Stored dataset items
▬▬▬

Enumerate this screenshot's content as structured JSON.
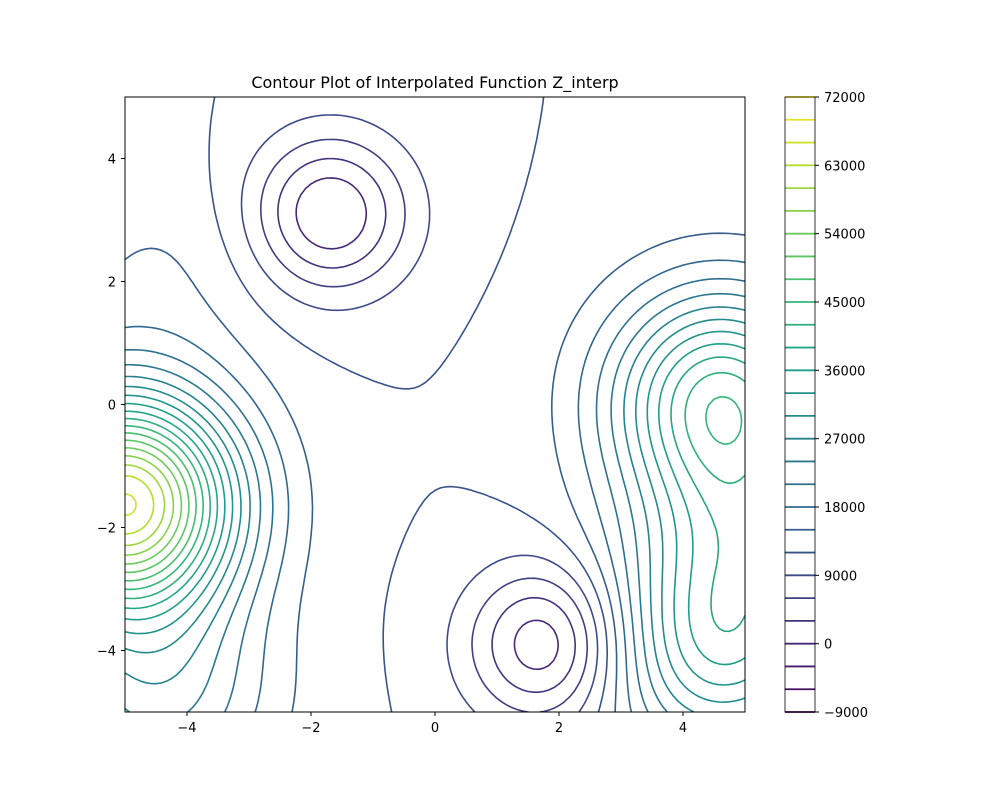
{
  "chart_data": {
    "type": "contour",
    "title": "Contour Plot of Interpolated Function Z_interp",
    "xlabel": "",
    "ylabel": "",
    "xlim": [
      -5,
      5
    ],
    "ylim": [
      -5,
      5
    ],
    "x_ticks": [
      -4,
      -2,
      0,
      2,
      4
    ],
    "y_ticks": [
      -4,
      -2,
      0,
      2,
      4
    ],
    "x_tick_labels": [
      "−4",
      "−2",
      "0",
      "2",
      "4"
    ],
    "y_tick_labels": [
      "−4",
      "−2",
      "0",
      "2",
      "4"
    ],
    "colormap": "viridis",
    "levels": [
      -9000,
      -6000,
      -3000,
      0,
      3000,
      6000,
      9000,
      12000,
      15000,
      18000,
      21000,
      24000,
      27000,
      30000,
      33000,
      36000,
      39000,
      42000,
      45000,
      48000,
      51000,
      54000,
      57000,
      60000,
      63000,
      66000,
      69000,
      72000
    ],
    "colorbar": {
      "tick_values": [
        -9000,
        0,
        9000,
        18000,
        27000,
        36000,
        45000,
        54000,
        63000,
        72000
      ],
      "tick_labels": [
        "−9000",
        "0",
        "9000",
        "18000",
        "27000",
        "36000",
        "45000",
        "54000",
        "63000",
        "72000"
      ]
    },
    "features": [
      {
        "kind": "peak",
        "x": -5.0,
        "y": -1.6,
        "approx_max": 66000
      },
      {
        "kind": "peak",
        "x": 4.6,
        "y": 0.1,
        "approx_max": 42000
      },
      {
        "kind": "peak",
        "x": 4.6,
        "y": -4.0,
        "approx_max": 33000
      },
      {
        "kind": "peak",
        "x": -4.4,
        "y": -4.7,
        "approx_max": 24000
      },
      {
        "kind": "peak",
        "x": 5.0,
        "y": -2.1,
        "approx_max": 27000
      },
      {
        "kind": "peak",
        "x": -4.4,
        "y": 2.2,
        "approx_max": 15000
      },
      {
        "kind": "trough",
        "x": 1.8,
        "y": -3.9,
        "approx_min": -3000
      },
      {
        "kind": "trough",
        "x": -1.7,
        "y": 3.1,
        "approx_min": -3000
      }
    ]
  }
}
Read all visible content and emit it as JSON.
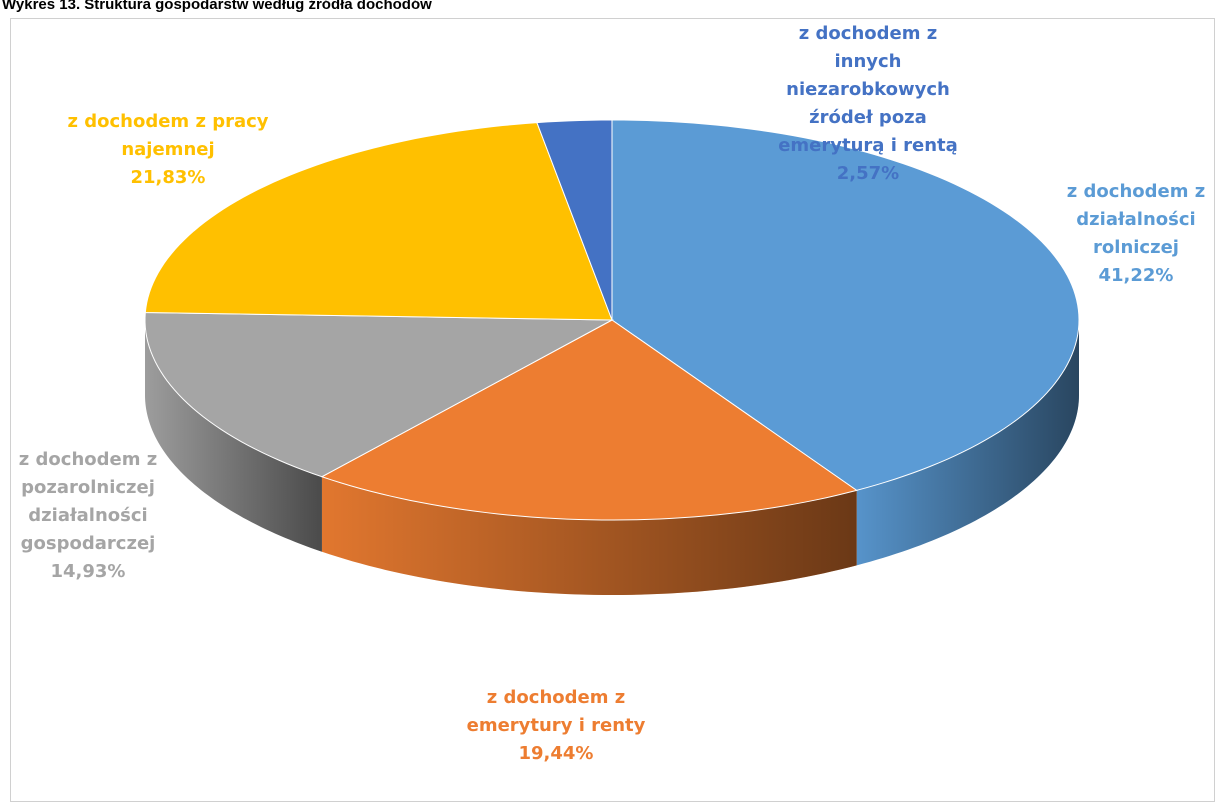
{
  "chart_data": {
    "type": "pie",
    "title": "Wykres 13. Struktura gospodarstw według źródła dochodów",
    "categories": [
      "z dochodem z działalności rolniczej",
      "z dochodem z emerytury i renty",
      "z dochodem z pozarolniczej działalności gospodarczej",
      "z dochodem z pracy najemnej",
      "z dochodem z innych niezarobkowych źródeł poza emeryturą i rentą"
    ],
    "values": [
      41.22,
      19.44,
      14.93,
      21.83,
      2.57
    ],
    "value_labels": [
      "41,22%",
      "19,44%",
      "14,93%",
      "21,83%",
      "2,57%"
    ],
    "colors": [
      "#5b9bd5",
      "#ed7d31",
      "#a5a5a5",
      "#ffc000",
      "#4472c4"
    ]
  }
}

▬▬▬

Write the records out once more, exactly as they appear, with no pictures.

▶ **Response**
Enumerate this screenshot's content as structured JSON.
{
  "chart_data": {
    "type": "contour",
    "title": "Contour Plot of Interpolated Function Z_interp",
    "xlabel": "",
    "ylabel": "",
    "xlim": [
      -5,
      5
    ],
    "ylim": [
      -5,
      5
    ],
    "x_ticks": [
      -4,
      -2,
      0,
      2,
      4
    ],
    "y_ticks": [
      -4,
      -2,
      0,
      2,
      4
    ],
    "x_tick_labels": [
      "−4",
      "−2",
      "0",
      "2",
      "4"
    ],
    "y_tick_labels": [
      "−4",
      "−2",
      "0",
      "2",
      "4"
    ],
    "colormap": "viridis",
    "levels": [
      -9000,
      -6000,
      -3000,
      0,
      3000,
      6000,
      9000,
      12000,
      15000,
      18000,
      21000,
      24000,
      27000,
      30000,
      33000,
      36000,
      39000,
      42000,
      45000,
      48000,
      51000,
      54000,
      57000,
      60000,
      63000,
      66000,
      69000,
      72000
    ],
    "colorbar": {
      "tick_values": [
        -9000,
        0,
        9000,
        18000,
        27000,
        36000,
        45000,
        54000,
        63000,
        72000
      ],
      "tick_labels": [
        "−9000",
        "0",
        "9000",
        "18000",
        "27000",
        "36000",
        "45000",
        "54000",
        "63000",
        "72000"
      ]
    },
    "features": [
      {
        "kind": "peak",
        "x": -5.0,
        "y": -1.6,
        "approx_max": 66000
      },
      {
        "kind": "peak",
        "x": 4.6,
        "y": 0.1,
        "approx_max": 42000
      },
      {
        "kind": "peak",
        "x": 4.6,
        "y": -4.0,
        "approx_max": 33000
      },
      {
        "kind": "peak",
        "x": -4.4,
        "y": -4.7,
        "approx_max": 24000
      },
      {
        "kind": "peak",
        "x": 5.0,
        "y": -2.1,
        "approx_max": 27000
      },
      {
        "kind": "peak",
        "x": -4.4,
        "y": 2.2,
        "approx_max": 15000
      },
      {
        "kind": "trough",
        "x": 1.8,
        "y": -3.9,
        "approx_min": -3000
      },
      {
        "kind": "trough",
        "x": -1.7,
        "y": 3.1,
        "approx_min": -3000
      }
    ]
  }
}
Read all visible content and emit it as JSON.
{
  "chart_data": {
    "type": "pie",
    "title": "Wykres 13. Struktura gospodarstw według źródła dochodów",
    "categories": [
      "z dochodem z działalności rolniczej",
      "z dochodem z emerytury i renty",
      "z dochodem z pozarolniczej działalności gospodarczej",
      "z dochodem z pracy najemnej",
      "z dochodem z innych niezarobkowych źródeł poza emeryturą i rentą"
    ],
    "values": [
      41.22,
      19.44,
      14.93,
      21.83,
      2.57
    ],
    "value_labels": [
      "41,22%",
      "19,44%",
      "14,93%",
      "21,83%",
      "2,57%"
    ],
    "colors": [
      "#5b9bd5",
      "#ed7d31",
      "#a5a5a5",
      "#ffc000",
      "#4472c4"
    ]
  }
}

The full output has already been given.